=== EXTRACTED MATERIAL ===
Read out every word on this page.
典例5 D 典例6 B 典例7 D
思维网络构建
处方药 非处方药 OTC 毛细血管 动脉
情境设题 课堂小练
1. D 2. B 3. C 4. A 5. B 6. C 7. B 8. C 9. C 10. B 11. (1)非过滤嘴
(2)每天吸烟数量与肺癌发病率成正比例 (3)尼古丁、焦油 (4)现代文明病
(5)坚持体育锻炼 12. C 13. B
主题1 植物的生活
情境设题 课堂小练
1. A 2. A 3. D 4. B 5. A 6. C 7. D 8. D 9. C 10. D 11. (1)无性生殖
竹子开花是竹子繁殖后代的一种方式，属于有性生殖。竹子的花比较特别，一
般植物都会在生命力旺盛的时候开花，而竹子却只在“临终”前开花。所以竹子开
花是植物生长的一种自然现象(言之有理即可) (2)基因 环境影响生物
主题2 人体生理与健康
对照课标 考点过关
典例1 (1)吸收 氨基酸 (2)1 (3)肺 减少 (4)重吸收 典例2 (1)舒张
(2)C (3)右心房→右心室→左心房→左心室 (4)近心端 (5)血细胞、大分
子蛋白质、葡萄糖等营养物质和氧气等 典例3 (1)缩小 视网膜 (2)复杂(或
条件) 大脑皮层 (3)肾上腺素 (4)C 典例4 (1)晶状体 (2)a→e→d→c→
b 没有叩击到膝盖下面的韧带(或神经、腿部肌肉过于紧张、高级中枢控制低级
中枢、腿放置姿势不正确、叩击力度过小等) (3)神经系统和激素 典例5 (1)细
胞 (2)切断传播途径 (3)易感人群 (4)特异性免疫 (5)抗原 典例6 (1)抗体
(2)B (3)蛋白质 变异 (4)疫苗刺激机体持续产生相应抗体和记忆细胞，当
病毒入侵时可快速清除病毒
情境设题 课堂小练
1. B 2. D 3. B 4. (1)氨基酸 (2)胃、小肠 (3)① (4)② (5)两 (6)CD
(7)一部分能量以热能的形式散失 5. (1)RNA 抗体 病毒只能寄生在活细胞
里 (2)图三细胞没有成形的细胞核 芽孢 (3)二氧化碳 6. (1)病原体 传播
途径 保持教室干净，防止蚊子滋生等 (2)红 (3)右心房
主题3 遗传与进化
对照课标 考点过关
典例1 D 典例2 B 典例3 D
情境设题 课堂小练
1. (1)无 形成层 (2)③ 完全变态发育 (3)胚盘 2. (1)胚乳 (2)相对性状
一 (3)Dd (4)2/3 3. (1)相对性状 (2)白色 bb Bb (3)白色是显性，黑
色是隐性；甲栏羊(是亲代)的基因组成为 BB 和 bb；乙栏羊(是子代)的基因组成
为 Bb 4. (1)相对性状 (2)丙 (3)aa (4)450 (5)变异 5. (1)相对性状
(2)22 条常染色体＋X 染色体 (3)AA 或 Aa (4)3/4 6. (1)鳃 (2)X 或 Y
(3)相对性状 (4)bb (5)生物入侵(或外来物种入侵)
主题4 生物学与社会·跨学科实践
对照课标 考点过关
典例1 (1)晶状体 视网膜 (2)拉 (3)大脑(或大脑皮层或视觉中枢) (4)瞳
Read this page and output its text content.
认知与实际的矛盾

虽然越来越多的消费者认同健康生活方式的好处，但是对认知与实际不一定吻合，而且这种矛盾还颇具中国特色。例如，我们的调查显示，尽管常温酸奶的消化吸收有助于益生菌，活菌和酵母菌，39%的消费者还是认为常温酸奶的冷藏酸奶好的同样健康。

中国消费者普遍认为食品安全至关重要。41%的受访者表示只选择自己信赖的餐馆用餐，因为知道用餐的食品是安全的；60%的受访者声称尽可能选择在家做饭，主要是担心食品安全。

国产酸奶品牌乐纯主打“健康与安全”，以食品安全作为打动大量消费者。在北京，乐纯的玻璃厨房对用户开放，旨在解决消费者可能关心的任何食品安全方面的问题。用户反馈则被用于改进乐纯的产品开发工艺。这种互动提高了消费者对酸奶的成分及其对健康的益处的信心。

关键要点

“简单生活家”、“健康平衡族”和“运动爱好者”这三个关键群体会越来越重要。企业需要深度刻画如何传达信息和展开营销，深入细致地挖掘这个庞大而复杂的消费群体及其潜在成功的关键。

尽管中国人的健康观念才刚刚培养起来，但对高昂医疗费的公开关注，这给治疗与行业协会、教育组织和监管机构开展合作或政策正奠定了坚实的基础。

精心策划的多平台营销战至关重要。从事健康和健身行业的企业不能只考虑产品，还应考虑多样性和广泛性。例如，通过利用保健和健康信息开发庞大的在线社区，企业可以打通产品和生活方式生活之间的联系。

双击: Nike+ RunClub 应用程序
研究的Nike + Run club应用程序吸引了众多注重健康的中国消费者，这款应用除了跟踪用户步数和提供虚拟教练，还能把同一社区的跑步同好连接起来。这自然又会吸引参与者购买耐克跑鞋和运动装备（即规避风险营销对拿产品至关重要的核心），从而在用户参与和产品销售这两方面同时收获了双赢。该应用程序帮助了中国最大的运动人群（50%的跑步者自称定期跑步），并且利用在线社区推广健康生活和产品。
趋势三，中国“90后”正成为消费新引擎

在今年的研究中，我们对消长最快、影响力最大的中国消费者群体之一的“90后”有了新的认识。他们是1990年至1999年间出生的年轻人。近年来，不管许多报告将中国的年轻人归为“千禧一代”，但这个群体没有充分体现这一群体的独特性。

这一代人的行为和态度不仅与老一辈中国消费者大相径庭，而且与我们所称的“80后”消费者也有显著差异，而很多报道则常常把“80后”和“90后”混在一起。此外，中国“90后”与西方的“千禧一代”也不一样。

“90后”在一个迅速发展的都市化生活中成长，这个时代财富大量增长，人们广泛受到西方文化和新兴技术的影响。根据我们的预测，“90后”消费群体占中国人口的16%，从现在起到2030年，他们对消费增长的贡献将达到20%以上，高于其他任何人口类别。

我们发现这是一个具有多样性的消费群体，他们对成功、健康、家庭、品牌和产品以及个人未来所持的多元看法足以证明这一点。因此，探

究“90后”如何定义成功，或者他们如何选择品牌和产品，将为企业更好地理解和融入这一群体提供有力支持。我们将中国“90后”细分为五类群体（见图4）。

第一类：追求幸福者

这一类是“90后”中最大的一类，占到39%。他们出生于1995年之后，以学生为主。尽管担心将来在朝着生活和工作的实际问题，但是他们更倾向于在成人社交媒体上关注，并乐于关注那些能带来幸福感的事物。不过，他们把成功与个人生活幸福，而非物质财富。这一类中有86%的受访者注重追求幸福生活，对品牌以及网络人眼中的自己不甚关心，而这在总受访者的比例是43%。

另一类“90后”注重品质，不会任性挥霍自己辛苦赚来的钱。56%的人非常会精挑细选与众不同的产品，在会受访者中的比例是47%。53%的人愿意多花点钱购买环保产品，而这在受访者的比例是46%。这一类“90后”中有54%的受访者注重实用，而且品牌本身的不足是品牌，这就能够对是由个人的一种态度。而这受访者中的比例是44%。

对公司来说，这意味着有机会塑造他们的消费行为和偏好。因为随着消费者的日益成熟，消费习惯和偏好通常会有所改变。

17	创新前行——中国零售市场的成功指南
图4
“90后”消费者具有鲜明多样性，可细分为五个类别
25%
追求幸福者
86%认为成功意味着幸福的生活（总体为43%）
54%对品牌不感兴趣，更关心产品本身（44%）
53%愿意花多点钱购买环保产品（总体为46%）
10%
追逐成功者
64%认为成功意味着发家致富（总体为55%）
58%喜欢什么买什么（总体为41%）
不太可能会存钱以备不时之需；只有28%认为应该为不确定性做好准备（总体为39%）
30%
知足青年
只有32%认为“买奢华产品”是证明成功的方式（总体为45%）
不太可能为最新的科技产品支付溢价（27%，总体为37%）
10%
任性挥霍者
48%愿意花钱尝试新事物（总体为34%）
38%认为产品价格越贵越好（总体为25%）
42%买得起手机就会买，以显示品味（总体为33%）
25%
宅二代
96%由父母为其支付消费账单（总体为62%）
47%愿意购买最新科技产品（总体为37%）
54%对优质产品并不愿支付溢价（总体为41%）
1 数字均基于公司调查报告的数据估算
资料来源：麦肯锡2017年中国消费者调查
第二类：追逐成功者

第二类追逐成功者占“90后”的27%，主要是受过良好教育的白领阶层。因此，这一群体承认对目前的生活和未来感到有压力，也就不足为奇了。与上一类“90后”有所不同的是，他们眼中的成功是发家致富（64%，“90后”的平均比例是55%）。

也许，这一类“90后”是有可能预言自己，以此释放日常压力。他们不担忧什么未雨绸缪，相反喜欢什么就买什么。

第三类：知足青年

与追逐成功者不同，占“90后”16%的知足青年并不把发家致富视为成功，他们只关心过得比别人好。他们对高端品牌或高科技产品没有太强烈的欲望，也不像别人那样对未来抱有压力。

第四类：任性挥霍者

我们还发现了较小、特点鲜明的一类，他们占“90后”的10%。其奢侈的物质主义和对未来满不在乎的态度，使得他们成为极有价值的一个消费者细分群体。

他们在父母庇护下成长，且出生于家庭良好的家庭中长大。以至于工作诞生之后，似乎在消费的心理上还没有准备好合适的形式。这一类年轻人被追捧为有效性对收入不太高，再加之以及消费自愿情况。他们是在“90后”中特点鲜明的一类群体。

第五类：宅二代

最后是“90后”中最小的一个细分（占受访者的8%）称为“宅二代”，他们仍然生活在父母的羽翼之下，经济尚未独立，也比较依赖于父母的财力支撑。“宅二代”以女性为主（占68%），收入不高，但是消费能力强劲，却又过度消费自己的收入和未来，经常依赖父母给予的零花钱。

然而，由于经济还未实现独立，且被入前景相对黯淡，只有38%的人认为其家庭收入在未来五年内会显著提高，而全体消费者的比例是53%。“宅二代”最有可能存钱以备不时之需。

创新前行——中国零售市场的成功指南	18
===
▸ EXERCISE BRIEF
Gather all lines from the listing above in which "Read" occurs.

▸ TASK SOLUTION
Read out every word on this page.
Read this page and output its text content.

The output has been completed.